GIVEN INFORMATION
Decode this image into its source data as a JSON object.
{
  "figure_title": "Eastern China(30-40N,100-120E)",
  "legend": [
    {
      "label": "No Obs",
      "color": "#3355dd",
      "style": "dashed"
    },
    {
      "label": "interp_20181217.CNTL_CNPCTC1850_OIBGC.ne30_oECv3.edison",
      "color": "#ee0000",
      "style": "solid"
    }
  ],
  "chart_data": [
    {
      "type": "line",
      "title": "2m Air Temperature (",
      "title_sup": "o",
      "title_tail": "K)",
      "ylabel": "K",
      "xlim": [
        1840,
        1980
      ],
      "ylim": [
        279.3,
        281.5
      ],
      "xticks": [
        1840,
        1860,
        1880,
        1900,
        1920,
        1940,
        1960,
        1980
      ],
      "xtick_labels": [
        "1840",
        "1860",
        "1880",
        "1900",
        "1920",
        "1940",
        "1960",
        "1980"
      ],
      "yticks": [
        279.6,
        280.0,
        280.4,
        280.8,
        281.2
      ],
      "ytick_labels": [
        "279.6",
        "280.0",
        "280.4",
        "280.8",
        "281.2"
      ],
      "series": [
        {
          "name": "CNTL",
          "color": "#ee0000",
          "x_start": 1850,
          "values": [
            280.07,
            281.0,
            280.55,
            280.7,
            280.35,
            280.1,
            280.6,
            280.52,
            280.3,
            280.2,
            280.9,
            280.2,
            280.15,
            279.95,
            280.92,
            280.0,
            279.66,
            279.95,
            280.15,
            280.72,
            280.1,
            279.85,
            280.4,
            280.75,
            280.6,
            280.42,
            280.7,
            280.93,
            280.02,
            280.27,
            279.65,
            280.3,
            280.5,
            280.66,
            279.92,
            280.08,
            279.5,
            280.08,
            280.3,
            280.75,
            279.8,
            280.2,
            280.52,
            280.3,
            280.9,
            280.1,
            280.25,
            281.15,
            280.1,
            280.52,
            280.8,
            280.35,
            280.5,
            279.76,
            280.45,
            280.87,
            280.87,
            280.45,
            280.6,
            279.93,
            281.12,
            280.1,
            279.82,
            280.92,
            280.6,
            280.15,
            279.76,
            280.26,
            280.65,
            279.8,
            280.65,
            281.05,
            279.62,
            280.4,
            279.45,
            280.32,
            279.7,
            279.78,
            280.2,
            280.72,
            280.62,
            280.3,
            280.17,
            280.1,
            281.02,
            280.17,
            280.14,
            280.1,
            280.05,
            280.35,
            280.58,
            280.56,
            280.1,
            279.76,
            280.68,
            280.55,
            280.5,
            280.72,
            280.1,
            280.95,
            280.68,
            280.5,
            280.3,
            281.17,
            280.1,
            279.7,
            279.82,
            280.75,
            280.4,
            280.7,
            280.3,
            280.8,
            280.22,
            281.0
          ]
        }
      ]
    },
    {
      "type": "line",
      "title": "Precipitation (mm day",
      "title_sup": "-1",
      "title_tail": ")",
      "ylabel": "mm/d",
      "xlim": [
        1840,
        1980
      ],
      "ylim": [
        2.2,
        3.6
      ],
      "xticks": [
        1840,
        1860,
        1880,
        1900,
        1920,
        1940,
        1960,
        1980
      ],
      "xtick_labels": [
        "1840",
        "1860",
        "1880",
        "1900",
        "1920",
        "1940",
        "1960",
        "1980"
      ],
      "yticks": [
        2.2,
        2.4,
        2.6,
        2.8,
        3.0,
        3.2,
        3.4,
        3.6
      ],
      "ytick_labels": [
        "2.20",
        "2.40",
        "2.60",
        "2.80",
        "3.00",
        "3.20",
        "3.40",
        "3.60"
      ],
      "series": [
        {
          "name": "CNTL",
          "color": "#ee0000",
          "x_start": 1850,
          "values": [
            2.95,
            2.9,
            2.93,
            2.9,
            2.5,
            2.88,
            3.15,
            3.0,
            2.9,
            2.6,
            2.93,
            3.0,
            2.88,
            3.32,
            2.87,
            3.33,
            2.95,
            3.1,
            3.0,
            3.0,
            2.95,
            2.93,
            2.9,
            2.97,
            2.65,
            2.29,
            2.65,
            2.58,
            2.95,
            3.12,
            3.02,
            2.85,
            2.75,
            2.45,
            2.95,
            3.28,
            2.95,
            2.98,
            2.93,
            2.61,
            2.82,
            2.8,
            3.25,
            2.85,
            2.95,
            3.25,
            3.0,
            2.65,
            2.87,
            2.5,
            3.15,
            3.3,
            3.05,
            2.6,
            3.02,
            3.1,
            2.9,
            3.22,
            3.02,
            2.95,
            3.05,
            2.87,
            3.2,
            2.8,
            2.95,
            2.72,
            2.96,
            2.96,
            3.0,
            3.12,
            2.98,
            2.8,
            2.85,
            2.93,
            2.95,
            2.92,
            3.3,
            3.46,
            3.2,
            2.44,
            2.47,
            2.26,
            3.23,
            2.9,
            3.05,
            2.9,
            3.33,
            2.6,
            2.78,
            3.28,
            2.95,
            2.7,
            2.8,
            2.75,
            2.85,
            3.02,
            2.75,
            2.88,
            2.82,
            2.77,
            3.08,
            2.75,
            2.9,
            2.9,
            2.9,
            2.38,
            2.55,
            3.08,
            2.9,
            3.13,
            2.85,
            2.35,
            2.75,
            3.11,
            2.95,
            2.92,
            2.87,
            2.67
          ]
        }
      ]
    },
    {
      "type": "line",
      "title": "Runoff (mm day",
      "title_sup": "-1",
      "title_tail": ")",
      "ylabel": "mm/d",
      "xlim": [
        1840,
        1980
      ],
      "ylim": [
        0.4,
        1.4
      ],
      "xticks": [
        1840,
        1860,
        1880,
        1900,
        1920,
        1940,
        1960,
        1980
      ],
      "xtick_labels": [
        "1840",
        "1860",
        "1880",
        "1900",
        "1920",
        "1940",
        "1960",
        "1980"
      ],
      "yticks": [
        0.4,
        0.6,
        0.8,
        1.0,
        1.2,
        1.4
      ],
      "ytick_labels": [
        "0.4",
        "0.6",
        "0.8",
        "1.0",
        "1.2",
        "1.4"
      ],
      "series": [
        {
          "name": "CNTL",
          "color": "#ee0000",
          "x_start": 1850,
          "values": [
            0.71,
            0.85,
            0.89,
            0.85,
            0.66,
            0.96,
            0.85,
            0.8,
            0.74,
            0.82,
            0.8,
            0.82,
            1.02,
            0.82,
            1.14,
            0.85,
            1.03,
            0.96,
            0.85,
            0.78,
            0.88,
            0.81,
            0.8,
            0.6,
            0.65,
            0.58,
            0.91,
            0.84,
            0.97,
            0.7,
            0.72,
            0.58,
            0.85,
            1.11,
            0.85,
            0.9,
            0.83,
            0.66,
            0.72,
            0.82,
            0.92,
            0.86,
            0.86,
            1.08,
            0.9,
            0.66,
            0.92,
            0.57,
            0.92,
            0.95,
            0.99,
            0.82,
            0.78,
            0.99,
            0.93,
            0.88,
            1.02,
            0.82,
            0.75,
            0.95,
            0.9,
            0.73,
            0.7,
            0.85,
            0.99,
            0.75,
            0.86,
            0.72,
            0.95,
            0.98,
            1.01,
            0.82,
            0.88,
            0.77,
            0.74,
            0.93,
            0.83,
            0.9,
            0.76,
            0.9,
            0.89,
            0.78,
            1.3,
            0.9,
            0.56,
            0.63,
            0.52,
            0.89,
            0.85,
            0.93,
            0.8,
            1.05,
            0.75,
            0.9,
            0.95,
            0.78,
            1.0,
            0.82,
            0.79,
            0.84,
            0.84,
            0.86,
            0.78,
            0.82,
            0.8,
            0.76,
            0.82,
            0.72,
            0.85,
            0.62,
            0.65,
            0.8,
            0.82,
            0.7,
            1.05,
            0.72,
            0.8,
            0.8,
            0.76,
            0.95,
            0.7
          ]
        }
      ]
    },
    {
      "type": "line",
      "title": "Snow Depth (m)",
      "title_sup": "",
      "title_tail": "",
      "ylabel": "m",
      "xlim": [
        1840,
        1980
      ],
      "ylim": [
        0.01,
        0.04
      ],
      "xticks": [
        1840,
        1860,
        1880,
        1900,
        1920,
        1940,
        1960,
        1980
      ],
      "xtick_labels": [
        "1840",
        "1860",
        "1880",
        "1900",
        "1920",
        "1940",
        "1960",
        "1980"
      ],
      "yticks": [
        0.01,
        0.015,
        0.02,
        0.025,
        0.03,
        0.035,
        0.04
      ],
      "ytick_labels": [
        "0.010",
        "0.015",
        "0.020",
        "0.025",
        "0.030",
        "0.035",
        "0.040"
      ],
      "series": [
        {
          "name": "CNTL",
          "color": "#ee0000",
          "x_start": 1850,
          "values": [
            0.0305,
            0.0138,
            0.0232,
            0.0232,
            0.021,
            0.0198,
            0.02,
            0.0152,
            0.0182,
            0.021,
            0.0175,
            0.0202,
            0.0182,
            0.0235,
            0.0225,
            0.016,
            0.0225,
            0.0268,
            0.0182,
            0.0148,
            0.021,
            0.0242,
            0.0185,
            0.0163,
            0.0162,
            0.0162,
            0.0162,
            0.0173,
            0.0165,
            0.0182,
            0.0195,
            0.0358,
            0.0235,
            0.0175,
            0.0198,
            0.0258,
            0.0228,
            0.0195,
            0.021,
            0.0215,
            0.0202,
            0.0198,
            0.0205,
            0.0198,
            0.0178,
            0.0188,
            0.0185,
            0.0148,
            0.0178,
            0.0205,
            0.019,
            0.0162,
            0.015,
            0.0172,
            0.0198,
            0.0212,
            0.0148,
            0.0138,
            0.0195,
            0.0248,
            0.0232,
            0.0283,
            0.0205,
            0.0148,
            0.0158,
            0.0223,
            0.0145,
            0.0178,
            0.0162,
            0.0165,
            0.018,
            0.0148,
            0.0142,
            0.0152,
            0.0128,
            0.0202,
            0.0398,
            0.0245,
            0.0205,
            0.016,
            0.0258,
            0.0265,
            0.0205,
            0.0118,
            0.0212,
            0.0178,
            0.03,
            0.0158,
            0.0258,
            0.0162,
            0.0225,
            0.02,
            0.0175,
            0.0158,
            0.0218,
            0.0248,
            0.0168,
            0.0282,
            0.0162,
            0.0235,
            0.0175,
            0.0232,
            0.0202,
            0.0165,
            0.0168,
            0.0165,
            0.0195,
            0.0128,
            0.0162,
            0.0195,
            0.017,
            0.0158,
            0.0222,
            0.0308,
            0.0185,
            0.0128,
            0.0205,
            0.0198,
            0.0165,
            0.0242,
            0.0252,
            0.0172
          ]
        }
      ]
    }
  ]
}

SHORT EXERCISE
Identify each line in the records above containing the word "ylabel"; copy those lines.

RESPONSE TO THE EXERCISE
      "ylabel": "K",
      "ylabel": "mm/d",
      "ylabel": "mm/d",
      "ylabel": "m",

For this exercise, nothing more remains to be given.